SUPPLIED RECORDS =
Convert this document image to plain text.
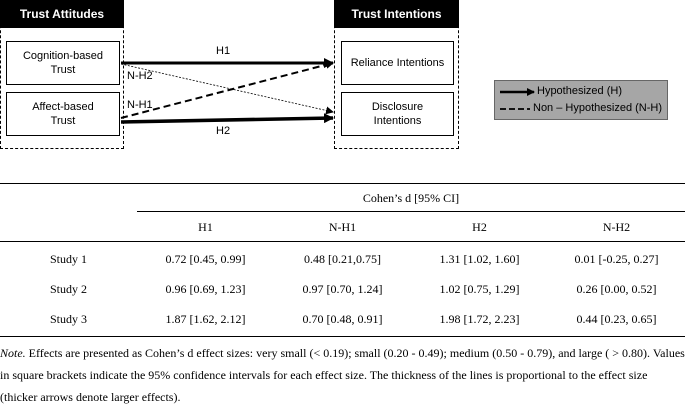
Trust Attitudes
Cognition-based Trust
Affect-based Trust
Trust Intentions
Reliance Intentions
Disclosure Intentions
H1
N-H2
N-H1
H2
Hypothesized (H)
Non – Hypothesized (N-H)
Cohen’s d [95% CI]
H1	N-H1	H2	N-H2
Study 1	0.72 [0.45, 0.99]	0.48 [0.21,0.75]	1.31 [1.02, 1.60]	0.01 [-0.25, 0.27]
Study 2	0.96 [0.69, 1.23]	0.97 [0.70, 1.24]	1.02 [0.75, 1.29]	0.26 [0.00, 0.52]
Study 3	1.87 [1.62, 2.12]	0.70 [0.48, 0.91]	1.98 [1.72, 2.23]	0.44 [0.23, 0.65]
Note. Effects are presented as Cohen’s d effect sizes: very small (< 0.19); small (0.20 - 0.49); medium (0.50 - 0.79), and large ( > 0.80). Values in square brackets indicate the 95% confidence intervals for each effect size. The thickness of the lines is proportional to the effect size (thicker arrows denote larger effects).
==
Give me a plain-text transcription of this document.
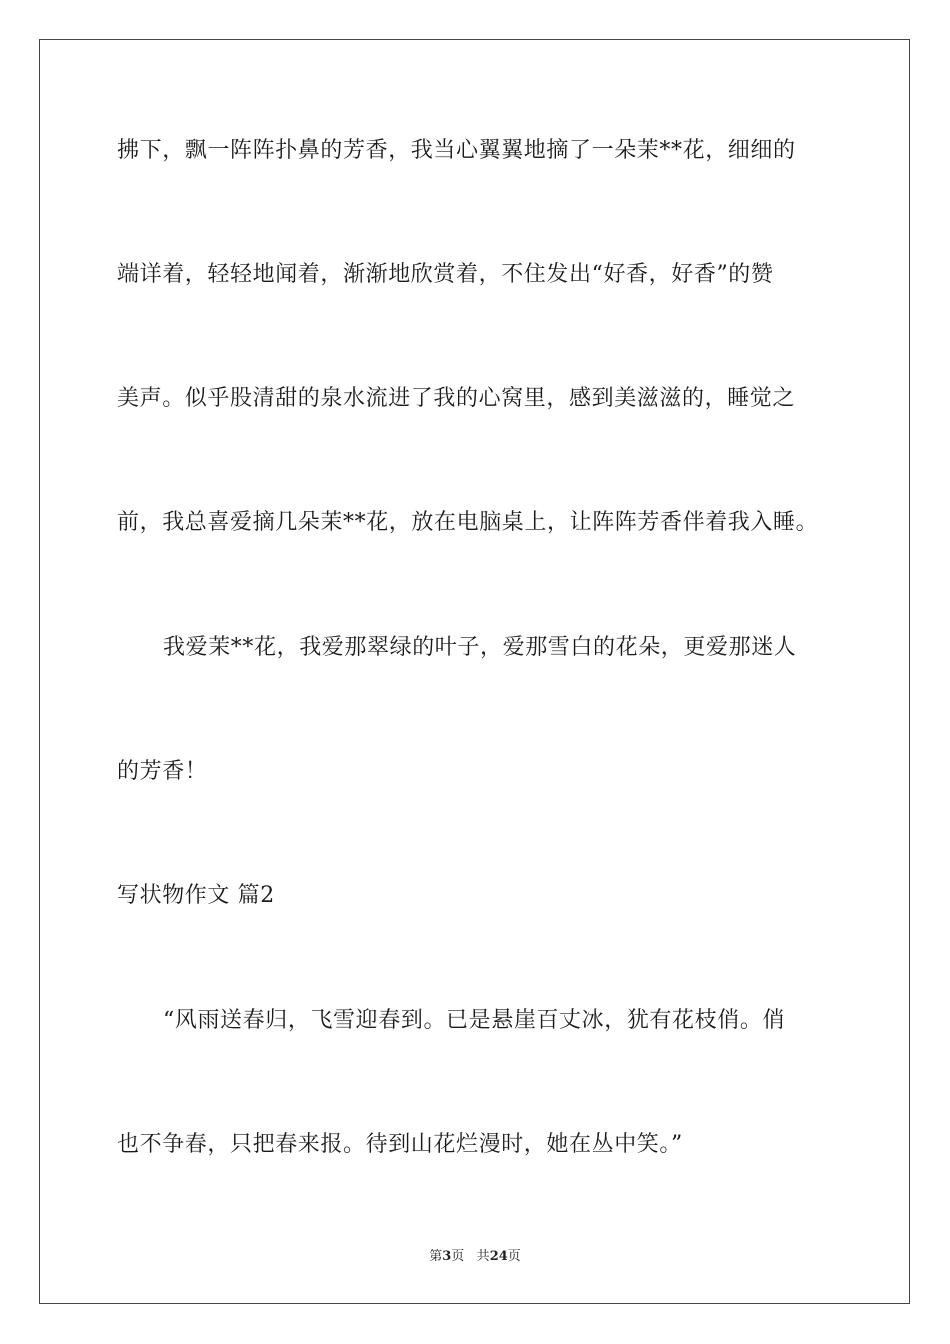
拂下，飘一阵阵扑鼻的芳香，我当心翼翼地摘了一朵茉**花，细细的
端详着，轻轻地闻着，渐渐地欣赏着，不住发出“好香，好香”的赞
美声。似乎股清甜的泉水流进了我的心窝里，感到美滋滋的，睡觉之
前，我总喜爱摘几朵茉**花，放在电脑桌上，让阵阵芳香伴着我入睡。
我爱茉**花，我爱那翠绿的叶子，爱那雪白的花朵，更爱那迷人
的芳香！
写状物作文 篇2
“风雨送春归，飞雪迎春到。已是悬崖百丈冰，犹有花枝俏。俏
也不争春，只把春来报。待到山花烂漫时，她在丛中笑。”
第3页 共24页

GIVEN TASK = Which lines include the word "Intentions"? List them all.

RESULT BELOW =
Trust Intentions
Reliance Intentions
Disclosure Intentions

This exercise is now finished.